DATA ENTRIES:
=====
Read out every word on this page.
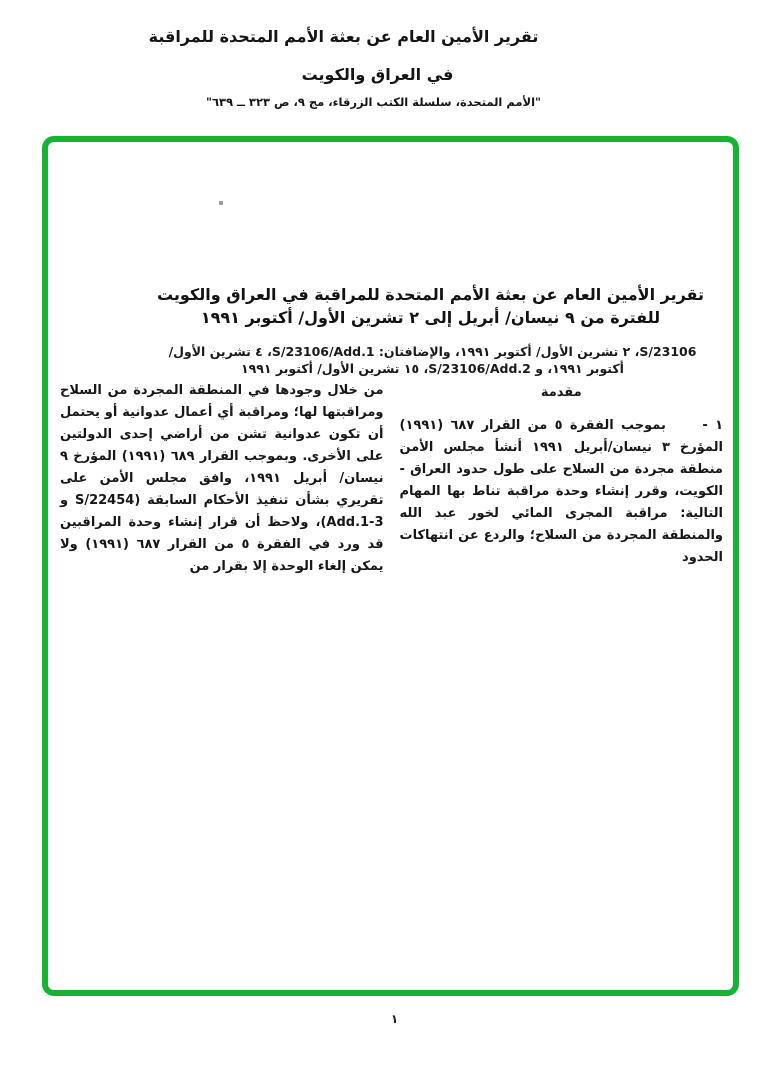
تقرير الأمين العام عن بعثة الأمم المتحدة للمراقبة
في العراق والكويت
"الأمم المتحدة، سلسلة الكتب الزرقاء، مج ٩، ص ٣٢٣ ــ ٦٣٩"
تقرير الأمين العام عن بعثة الأمم المتحدة للمراقبة في العراق والكويت
للفترة من ٩ نيسان/ أبريل إلى ٢ تشرين الأول/ أكتوبر ١٩٩١
S/23106، ٢ تشرين الأول/ أكتوبر ١٩٩١، والإضافتان: S/23106/Add.1، ٤ تشرين الأول/
أكتوبر ١٩٩١، و S/23106/Add.2، ١٥ تشرين الأول/ أكتوبر ١٩٩١
مقدمة

١ -     بموجب الفقرة ٥ من القرار ٦٨٧ (١٩٩١) المؤرخ ٣ نيسان/أبريل ١٩٩١ أنشأ مجلس الأمن منطقة مجردة من السلاح على طول حدود العراق - الكويت، وقرر إنشاء وحدة مراقبة تناط بها المهام التالية: مراقبة المجرى المائي لخور عبد الله والمنطقة المجردة من السلاح؛ والردع عن انتهاكات الحدود

من خلال وجودها في المنطقة المجردة من السلاح ومراقبتها لها؛ ومراقبة أي أعمال عدوانية أو يحتمل أن تكون عدوانية تشن من أراضي إحدى الدولتين على الأخرى. وبموجب القرار ٦٨٩ (١٩٩١) المؤرخ ٩ نيسان/ أبريل ١٩٩١، وافق مجلس الأمن على تقريري بشأن تنفيذ الأحكام السابقة (S/22454 و Add.1-3)، ولاحظ أن قرار إنشاء وحدة المراقبين قد ورد في الفقرة ٥ من القرار ٦٨٧ (١٩٩١) ولا يمكن إلغاء الوحدة إلا بقرار من

١
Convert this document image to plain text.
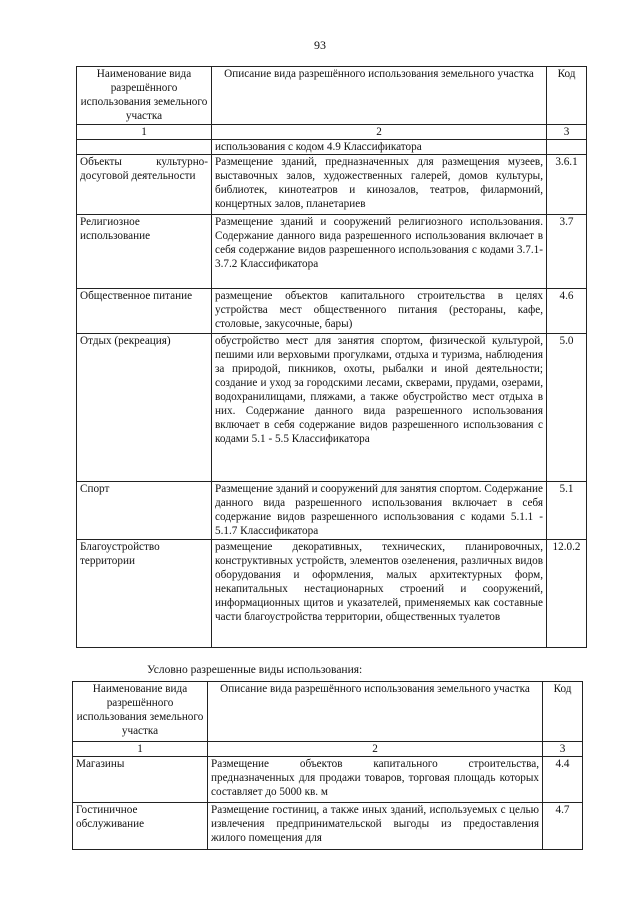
93
Наименование вида разрешённого использования земельного участка	Описание вида разрешённого использования земельного участка	Код
1	2	3
	использования с кодом 4.9 Классификатора	
Объекты культурно-досуговой деятельности	Размещение зданий, предназначенных для размещения музеев, выставочных залов, художественных галерей, домов культуры, библиотек, кинотеатров и кинозалов, театров, филармоний, концертных залов, планетариев	3.6.1
Религиозное использование	Размещение зданий и сооружений религиозного использования. Содержание данного вида разрешенного использования включает в себя содержание видов разрешенного использования с кодами 3.7.1-3.7.2 Классификатора	3.7
Общественное питание	размещение объектов капитального строительства в целях устройства мест общественного питания (рестораны, кафе, столовые, закусочные, бары)	4.6
Отдых (рекреация)	обустройство мест для занятия спортом, физической культурой, пешими или верховыми прогулками, отдыха и туризма, наблюдения за природой, пикников, охоты, рыбалки и иной деятельности; создание и уход за городскими лесами, скверами, прудами, озерами, водохранилищами, пляжами, а также обустройство мест отдыха в них. Содержание данного вида разрешенного использования включает в себя содержание видов разрешенного использования с кодами 5.1 - 5.5 Классификатора	5.0
Спорт	Размещение зданий и сооружений для занятия спортом. Содержание данного вида разрешенного использования включает в себя содержание видов разрешенного использования с кодами 5.1.1 - 5.1.7 Классификатора	5.1
Благоустройство территории	размещение декоративных, технических, планировочных, конструктивных устройств, элементов озеленения, различных видов оборудования и оформления, малых архитектурных форм, некапитальных нестационарных строений и сооружений, информационных щитов и указателей, применяемых как составные части благоустройства территории, общественных туалетов	12.0.2
Условно разрешенные виды использования:
Наименование вида разрешённого использования земельного участка	Описание вида разрешённого использования земельного участка	Код
1	2	3
Магазины	Размещение объектов капитального строительства, предназначенных для продажи товаров, торговая площадь которых составляет до 5000 кв. м	4.4
Гостиничное обслуживание	Размещение гостиниц, а также иных зданий, используемых с целью извлечения предпринимательской выгоды из предоставления жилого помещения для	4.7
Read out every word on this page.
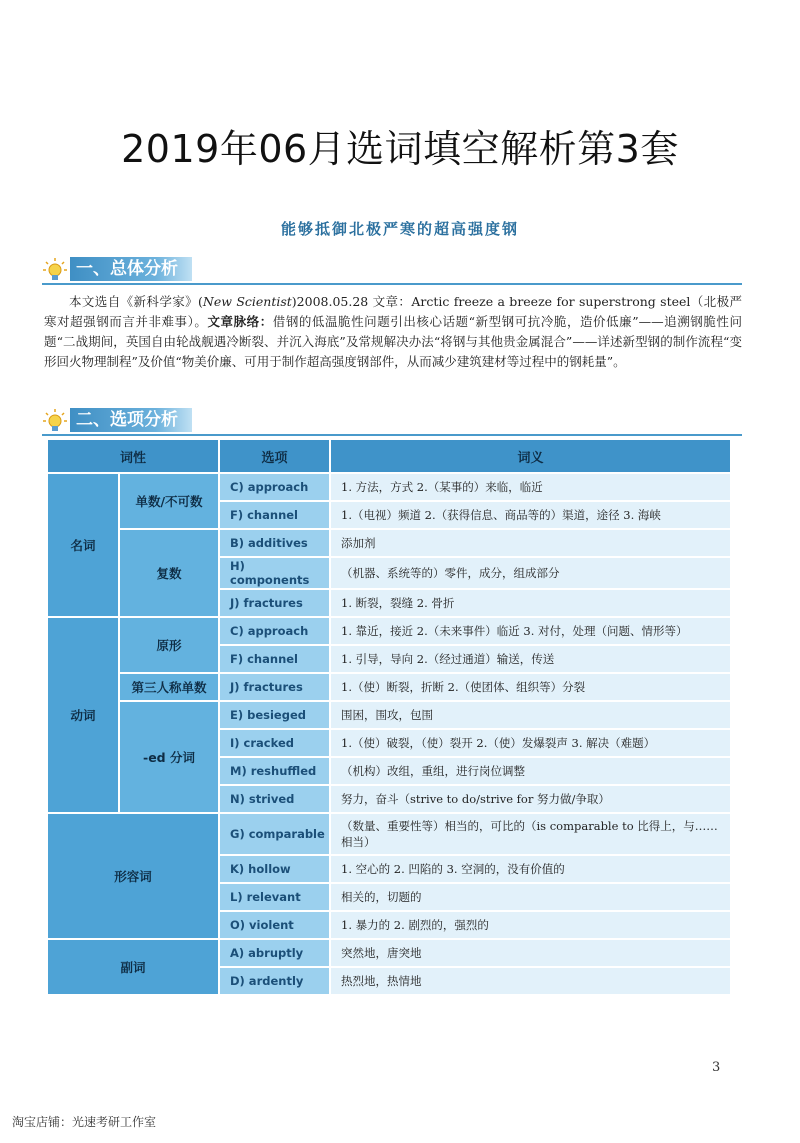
2019年06月选词填空解析第3套
能够抵御北极严寒的超高强度钢
一、总体分析
本文选自《新科学家》(New Scientist)2008.05.28 文章：Arctic freeze a breeze for superstrong steel（北极严寒对超强钢而言并非难事）。文章脉络：借钢的低温脆性问题引出核心话题“新型钢可抗冷脆，造价低廉”——追溯钢脆性问题“二战期间，英国自由轮战舰遇冷断裂、并沉入海底”及常规解决办法“将钢与其他贵金属混合”——详述新型钢的制作流程“变形回火物理制程”及价值“物美价廉、可用于制作超高强度钢部件，从而减少建筑建材等过程中的钢耗量”。
二、选项分析
词性		选项	词义
名词	单数/不可数	C) approach	1. 方法，方式 2.（某事的）来临，临近
		F) channel	1.（电视）频道 2.（获得信息、商品等的）渠道，途径 3. 海峡
	复数	B) additives	添加剂
		H) components	（机器、系统等的）零件，成分，组成部分
		J) fractures	1. 断裂，裂缝 2. 骨折
动词	原形	C) approach	1. 靠近，接近 2.（未来事件）临近 3. 对付，处理（问题、情形等）
		F) channel	1. 引导，导向 2.（经过通道）输送，传送
	第三人称单数	J) fractures	1.（使）断裂，折断 2.（使团体、组织等）分裂
	-ed 分词	E) besieged	围困，围攻，包围
		I) cracked	1.（使）破裂，（使）裂开 2.（使）发爆裂声 3. 解决（难题）
		M) reshuffled	（机构）改组，重组，进行岗位调整
		N) strived	努力，奋斗（strive to do/strive for 努力做/争取）
形容词		G) comparable	（数量、重要性等）相当的，可比的（is comparable to 比得上，与……相当）
		K) hollow	1. 空心的 2. 凹陷的 3. 空洞的，没有价值的
		L) relevant	相关的，切题的
		O) violent	1. 暴力的 2. 剧烈的，强烈的
副词		A) abruptly	突然地，唐突地
		D) ardently	热烈地，热情地
3
淘宝店铺：光速考研工作室
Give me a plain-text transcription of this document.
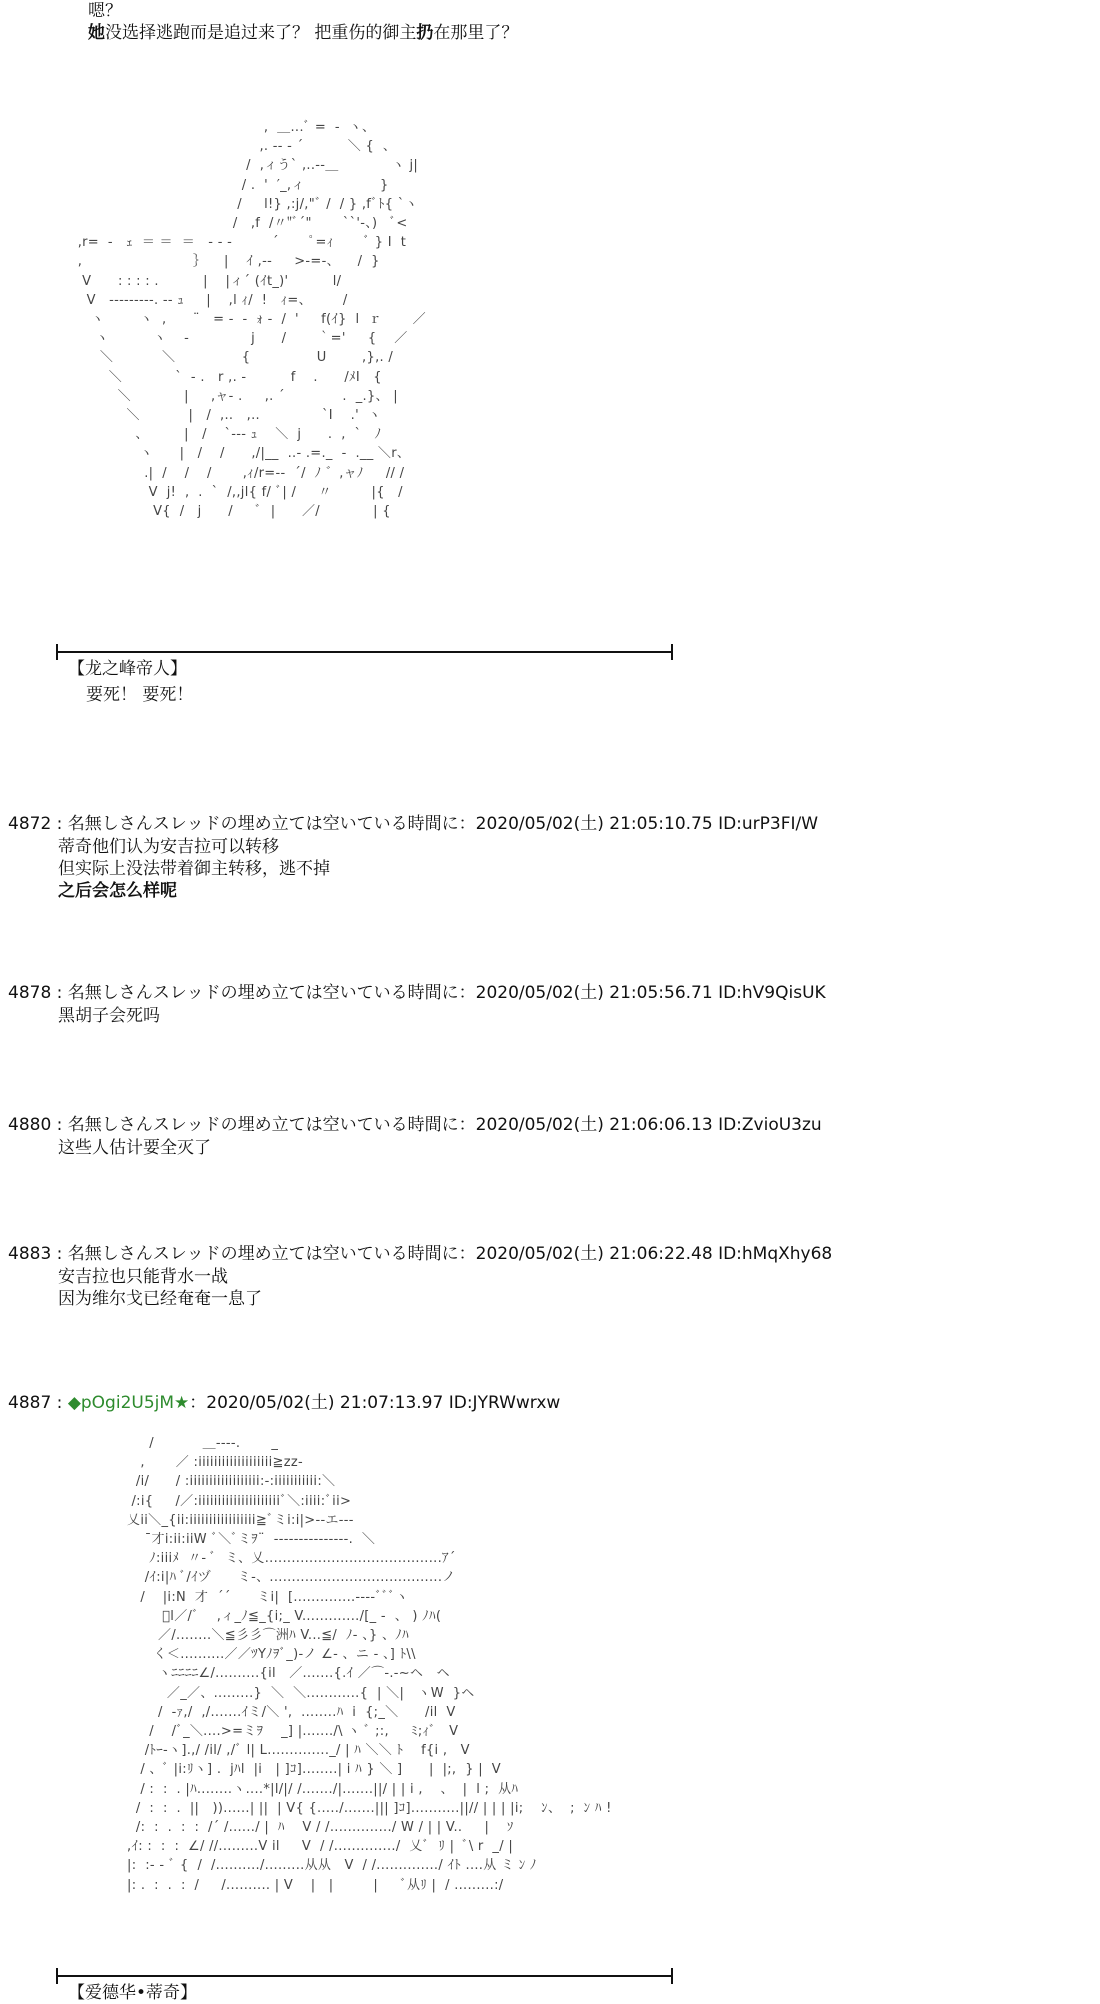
嗯？
她没选择逃跑而是追过来了？ 把重伤的御主扔在那里了？
,  ＿...ﾞ =  -  ヽ、
,. -‐ - ´          ＼ {  、
/  ,ィう` ,..‐‐＿            ヽ j|
/ .  '  ′_,ィ                 }
/     l!} ,:j/,"ﾞ /  / } ,fﾞﾄ{ `ヽ
/   ,f  /〃"ﾞ´"       ``'‐、)   ﾞ<
,r=  -   ｪ  ＝ ＝  ＝   - - ‐         ´       ﾟ=ｨ       ﾞ } I  t
,                         ｝    |    ｲ ,-‐     >-=‐、    /  }
V      : : : : .          |    |ィ´ (ｲt_)'          l/
V   ‐‐‐‐‐‐‐‐‐. ‐‐ ｭ     |    ,l ｨ/  !   ｨ=、       /
ヽ        ヽ  ,      ¨   = ‐  ‐  ｫ ‐  /  '     f(ｲ}  l  ｒ       ／
ヽ          ヽ    -              j      /       ｀='     {    ／
＼           ＼               {               U        ,},. /
＼            `  ‐ .   r ,. -          f    .      /ﾒI   {
＼            |     ,ャ‐ .     ,. ´             .  _.}、 |
＼           |   /  ,..   ,..              `I    .'  ヽ
、        |   /    `‐‐‐ ｭ    ＼  j      .  ,  `   ﾉ
ヽ      |   /    /      ,/|__  ..‐ .=._  -  .__ ＼r、
.|  /    /    /       ,ｨ/r=‐-  ´/  ﾉ ゛,ャﾉ     // /
V  j!  ,  .  `  /,,jl{ f/ ﾞ| /     〃         |{   /
V{  /   j      /     ﾞ  |      ／/            | {
【龙之峰帝人】
要死！ 要死！
4872 : 名無しさんスレッドの埋め立ては空いている時間に：2020/05/02(土) 21:05:10.75 ID:urP3FI/W
蒂奇他们认为安吉拉可以转移
但实际上没法带着御主转移，逃不掉
之后会怎么样呢
4878 : 名無しさんスレッドの埋め立ては空いている時間に：2020/05/02(土) 21:05:56.71 ID:hV9QisUK
黑胡子会死吗
4880 : 名無しさんスレッドの埋め立ては空いている時間に：2020/05/02(土) 21:06:06.13 ID:ZvioU3zu
这些人估计要全灭了
4883 : 名無しさんスレッドの埋め立ては空いている時間に：2020/05/02(土) 21:06:22.48 ID:hMqXhy68
安吉拉也只能背水一战
因为维尔戈已经奄奄一息了
4887 : ◆pOgi2U5jM★：2020/05/02(土) 21:07:13.97 ID:JYRWwrxw
/           ＿‐‐‐‐.       _
,       ／ :iiiiiiiiiiiiiiiiiii≧zz‐
/i/      / :iiiiiiiiiiiiiiiiii:-:iiiiiiiiiii:＼
/:i{     /／:iiiiiiiiiiiiiiiiiiiiiﾞ＼:iiii:ﾞii>
乂ii＼_{ii:iiiiiiiiiiiiiiiii≧ﾞミi:i|>-‐エ‐‐‐
¯才i:ii:iiW ﾞ＼ﾞミｦ¨  ‐‐‐‐‐‐‐‐‐‐‐‐‐‐‐.  ＼
ﾉ:iiiﾒ  〃‐ ﾞ  ミ、乂........................................ｱ´
/ｲ:i|ﾊ ﾞ/ｲヅ      ミ‐、.......................................ノ
/    |i:N  才  ´´      ミi|  [..............‐‐‐‐ﾞﾞﾞヽ
ﾞl／/ﾞ    ,ィ_ﾉ≦_{i;_ V............./[_ -  、 ) ﾉﾊ(
／/........＼≦彡彡⌒洲ﾊ V...≦/  ﾉ‐ 、} 、ﾉﾊ
く＜..........／／ﾂYﾉｦﾞ_)‐ノ ∠‐ 、ニ ‐ 、] ﾄ\\
ヽﾆﾆﾆﾆ∠/..........{il   ／.......{.ｲ ／⌒‐.‐~ヘ   ヘ
／_／、.........}  ＼  ＼............{  | ＼|   ヽW  }ヘ
/  ‐ｧ,/  ,/.......ｲミ/＼ ',  ........ﾊ  i  {;_＼      /il  V
/    /ﾞ_＼....>=ミｦ    _] |......./\ ヽ ﾞ ;:,     ﾐ;ｨﾞ   V
/ﾄｰ‐ヽ].,/ /il/ ,/ﾞ l| L.............._/ | ﾊ ＼＼ ﾄ    f{i ,   V
/ 、ﾞ |i:ﾘヽ] .  jﾊl  |i   | ]ｺ]........| i ﾊ } ＼ ]      |  |;,  } |  V
/ :  :  . |ﾊ........ヽ....*|l/|/ /......./|.......||/ | | i ,    、  |  l ;  从ﾊ
/  :  :  .  ||   ))......| ||  | V{ {...../.......||| ]ｺ]...........||// | | | |i;    ﾝ、  ;  ﾝ ﾊ !
/:  :  .  :  :  /´ /....../ |  ﾊ    V / /............../ W / | | V..     |    ｿ
,ｲ: :  :  :  ∠/ //.........V il     V  / /............../  乂ﾞ  ﾘ |  ﾞ\ r  _/ |
|:  :‐ ‐ ﾞ {  /  /........../.........从从   V  / /............../ ｲﾄ ....从 ミ ﾝ ﾉ
|: .  :  .  :  /     /.......... | V    |   |         |     ﾞ从ﾘ |  / .........:/
【爱德华•蒂奇】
=====
WHAT THE EXERCISE ASKS: From the listing above, pick out each line where the word "أكتوبر" appears.

FINAL RESULT:
للفترة من ٩ نيسان/ أبريل إلى ٢ تشرين الأول/ أكتوبر ١٩٩١
S/23106، ٢ تشرين الأول/ أكتوبر ١٩٩١، والإضافتان: S/23106/Add.1، ٤ تشرين الأول/
أكتوبر ١٩٩١، و S/23106/Add.2، ١٥ تشرين الأول/ أكتوبر ١٩٩١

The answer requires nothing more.